# start of Records supplied
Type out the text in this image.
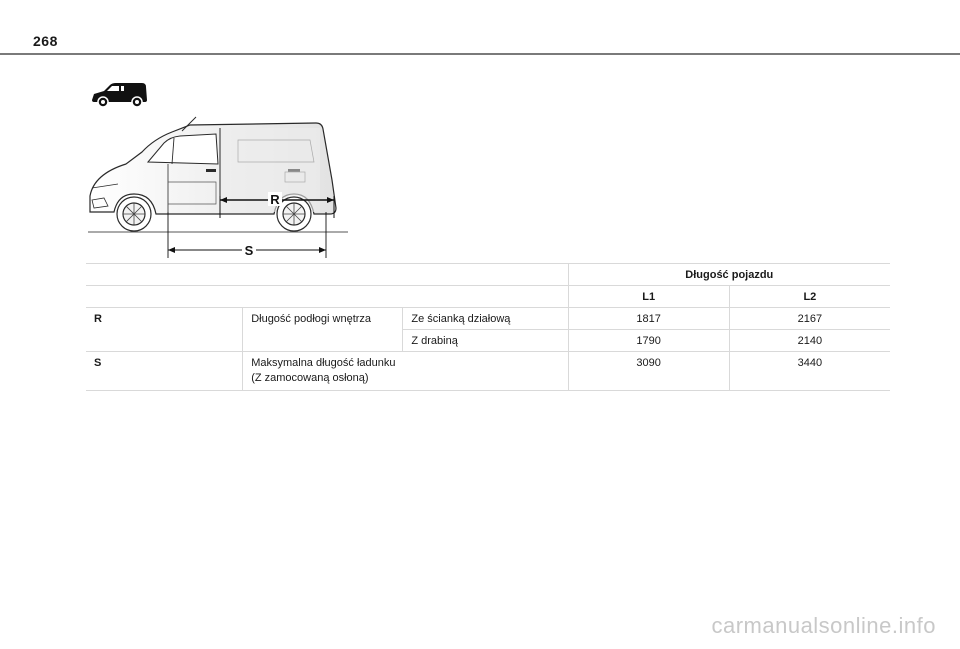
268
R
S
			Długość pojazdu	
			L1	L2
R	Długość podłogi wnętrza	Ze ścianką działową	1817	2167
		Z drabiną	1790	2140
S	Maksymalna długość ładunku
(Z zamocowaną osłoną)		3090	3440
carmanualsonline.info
# end of Records supplied
# start of Records supplied
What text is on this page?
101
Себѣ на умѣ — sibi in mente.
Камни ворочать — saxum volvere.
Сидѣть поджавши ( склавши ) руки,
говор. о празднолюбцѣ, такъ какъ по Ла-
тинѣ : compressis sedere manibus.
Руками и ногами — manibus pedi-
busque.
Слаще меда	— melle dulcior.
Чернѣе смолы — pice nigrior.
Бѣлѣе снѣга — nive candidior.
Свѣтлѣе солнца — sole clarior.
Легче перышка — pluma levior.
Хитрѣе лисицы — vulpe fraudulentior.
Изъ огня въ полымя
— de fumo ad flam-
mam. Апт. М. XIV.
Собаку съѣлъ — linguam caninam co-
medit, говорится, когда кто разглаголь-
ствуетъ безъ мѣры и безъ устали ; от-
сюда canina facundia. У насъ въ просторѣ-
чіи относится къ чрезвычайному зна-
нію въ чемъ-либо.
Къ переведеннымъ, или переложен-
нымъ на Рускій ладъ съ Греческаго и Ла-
# end of Records supplied
-- Task directions --
Find how many lines of the material carry the string "this". Only the number should be in the answer.

-- Finished answer --
2